_The problem_. Only the number is wanted: how many lines of the data contain "муниципальный"?

A block of data
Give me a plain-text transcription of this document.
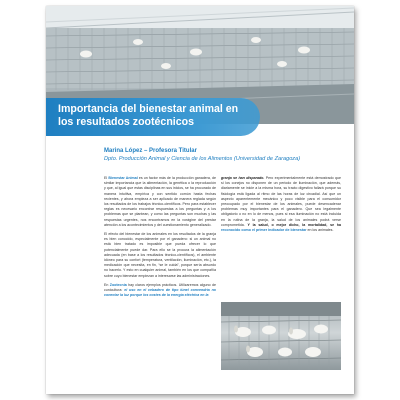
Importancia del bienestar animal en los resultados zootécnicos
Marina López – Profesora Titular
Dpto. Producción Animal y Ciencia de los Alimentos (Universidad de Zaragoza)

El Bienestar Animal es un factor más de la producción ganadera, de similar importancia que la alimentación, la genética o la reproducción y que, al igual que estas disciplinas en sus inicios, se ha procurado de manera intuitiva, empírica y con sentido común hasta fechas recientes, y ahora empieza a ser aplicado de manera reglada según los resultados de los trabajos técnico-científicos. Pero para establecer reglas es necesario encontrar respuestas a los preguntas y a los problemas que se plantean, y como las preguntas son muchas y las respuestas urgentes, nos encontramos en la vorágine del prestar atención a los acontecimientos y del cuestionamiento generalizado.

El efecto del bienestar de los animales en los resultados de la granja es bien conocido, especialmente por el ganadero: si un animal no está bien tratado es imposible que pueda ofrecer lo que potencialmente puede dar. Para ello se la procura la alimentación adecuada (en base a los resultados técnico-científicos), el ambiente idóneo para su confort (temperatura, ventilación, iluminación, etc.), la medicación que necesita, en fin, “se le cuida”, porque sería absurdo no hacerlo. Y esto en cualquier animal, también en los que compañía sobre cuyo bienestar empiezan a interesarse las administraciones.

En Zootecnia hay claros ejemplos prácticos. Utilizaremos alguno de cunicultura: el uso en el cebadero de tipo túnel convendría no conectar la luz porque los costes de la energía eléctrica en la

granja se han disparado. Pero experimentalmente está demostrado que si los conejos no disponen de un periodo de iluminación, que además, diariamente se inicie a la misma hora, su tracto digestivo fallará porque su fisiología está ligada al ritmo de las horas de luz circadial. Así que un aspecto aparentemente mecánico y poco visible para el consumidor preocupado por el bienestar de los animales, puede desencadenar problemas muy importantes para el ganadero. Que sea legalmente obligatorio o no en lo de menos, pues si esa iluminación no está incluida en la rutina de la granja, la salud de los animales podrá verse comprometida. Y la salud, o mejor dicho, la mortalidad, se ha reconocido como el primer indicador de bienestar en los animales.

--

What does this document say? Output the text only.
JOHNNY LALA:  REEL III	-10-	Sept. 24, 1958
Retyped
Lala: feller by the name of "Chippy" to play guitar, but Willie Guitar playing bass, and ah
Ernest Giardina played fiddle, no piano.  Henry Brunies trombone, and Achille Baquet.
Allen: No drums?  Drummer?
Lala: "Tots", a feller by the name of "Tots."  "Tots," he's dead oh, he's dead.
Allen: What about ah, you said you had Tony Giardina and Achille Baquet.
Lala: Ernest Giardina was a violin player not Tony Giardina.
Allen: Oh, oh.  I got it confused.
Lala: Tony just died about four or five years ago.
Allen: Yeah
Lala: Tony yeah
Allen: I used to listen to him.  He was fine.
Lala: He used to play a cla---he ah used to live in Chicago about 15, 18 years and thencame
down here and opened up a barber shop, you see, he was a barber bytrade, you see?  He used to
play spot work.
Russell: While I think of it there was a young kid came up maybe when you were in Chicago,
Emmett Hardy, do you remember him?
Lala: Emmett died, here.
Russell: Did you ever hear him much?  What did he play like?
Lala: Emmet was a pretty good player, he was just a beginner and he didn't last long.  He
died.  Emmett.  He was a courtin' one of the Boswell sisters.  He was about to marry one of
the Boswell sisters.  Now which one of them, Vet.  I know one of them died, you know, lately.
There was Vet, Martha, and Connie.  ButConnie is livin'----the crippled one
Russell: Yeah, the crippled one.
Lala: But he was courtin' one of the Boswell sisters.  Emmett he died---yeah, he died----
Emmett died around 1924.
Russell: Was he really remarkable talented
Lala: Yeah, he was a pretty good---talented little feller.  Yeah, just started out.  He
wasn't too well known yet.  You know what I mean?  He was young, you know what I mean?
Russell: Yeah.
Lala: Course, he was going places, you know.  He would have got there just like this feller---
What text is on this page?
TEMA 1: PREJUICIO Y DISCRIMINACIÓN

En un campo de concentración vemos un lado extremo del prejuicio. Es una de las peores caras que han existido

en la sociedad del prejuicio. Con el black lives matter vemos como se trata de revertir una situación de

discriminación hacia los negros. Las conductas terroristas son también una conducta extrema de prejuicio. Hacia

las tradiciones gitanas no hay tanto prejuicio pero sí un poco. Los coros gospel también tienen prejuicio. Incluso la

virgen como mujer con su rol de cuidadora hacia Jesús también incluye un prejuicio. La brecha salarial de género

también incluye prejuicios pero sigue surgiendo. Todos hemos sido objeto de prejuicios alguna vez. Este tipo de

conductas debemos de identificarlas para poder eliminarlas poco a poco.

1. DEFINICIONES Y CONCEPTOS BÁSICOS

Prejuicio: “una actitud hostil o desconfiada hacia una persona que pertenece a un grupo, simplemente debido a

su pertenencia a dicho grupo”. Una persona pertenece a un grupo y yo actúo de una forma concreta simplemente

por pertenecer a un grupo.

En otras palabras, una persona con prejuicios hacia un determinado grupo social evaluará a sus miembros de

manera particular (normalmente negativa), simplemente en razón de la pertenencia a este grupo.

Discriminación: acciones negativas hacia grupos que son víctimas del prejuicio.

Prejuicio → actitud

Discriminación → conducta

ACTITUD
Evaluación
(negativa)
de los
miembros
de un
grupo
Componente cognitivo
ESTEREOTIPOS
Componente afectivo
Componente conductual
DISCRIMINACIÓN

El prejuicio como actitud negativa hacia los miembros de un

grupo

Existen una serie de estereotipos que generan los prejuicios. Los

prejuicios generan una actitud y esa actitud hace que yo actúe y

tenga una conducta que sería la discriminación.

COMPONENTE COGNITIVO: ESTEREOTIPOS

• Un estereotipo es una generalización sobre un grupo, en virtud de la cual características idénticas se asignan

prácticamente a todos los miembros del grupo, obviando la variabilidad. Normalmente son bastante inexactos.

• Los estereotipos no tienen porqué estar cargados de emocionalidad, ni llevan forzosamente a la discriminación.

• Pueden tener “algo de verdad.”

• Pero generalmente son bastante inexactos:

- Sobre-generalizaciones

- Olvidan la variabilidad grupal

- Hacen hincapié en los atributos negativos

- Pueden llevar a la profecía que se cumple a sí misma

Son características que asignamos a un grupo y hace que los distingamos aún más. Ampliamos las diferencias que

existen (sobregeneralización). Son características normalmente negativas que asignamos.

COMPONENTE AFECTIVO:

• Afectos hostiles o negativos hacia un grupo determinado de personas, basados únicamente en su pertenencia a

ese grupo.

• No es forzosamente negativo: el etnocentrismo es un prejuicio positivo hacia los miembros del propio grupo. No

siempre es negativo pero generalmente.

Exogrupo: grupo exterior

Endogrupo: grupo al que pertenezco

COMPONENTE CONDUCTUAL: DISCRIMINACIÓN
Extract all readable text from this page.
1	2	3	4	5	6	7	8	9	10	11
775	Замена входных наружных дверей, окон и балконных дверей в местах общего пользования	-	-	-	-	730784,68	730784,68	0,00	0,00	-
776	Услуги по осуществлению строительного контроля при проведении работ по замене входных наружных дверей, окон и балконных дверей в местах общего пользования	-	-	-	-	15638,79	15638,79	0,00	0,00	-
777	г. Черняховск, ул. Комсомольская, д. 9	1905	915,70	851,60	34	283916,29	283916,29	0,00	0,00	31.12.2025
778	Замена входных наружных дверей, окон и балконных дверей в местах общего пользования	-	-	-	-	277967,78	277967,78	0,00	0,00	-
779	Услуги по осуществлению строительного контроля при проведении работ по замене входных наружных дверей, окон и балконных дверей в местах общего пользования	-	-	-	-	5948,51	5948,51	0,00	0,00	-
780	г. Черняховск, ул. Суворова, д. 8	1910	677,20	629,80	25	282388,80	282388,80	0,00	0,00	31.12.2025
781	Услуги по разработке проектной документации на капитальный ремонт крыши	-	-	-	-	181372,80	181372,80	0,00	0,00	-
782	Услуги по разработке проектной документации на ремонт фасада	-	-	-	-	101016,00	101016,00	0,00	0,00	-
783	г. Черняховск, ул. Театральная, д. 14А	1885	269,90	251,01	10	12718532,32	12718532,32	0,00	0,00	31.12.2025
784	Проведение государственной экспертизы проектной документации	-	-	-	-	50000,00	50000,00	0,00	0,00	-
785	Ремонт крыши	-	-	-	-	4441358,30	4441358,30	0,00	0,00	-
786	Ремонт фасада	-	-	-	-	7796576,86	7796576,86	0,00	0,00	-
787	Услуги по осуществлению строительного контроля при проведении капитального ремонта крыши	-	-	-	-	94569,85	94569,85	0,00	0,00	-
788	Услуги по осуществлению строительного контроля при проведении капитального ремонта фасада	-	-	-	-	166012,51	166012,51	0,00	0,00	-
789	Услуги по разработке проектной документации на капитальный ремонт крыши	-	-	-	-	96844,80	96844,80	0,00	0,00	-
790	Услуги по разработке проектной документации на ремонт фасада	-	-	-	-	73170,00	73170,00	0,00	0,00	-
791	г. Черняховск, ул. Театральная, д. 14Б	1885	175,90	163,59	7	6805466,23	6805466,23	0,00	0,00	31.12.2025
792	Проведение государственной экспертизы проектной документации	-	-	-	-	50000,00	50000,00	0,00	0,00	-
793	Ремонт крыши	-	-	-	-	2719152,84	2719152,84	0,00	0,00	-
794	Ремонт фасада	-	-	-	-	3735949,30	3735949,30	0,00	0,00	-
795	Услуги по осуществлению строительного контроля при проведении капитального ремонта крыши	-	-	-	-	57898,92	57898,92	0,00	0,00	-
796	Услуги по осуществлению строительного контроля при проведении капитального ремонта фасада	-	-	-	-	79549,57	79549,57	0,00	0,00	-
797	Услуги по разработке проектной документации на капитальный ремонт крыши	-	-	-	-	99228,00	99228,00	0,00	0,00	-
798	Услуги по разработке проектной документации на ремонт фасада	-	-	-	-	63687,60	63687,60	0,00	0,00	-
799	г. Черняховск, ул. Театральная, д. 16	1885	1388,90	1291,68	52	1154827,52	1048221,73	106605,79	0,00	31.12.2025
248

--

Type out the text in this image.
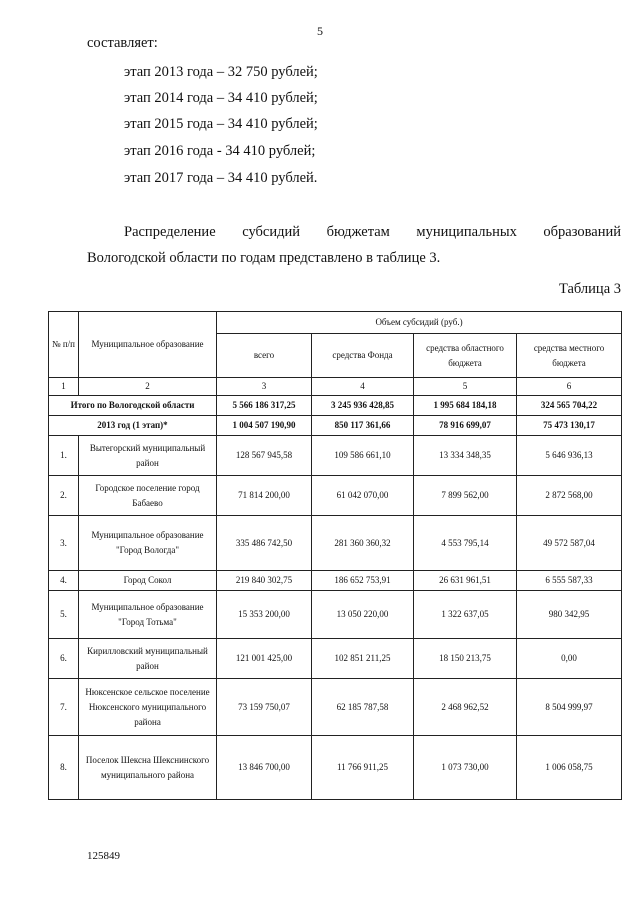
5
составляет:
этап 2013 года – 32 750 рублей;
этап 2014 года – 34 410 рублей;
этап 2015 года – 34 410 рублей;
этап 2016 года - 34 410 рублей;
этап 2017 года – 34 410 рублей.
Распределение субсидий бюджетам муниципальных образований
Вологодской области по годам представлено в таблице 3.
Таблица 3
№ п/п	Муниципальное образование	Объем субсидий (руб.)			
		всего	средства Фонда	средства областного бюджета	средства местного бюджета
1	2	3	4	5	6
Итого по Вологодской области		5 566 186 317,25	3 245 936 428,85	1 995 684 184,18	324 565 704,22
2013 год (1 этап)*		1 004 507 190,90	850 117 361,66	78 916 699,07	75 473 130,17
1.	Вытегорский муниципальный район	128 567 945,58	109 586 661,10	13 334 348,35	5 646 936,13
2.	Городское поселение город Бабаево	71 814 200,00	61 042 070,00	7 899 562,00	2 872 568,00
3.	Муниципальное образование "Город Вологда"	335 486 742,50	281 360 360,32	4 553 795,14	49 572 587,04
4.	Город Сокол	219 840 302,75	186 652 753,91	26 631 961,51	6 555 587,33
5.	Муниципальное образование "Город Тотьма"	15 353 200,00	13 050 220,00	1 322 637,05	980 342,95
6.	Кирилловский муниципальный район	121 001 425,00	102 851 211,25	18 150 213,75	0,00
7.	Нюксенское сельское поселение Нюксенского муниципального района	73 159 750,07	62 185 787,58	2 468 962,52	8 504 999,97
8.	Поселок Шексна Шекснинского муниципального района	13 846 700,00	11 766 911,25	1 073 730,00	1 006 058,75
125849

_Solution to the problem_. 2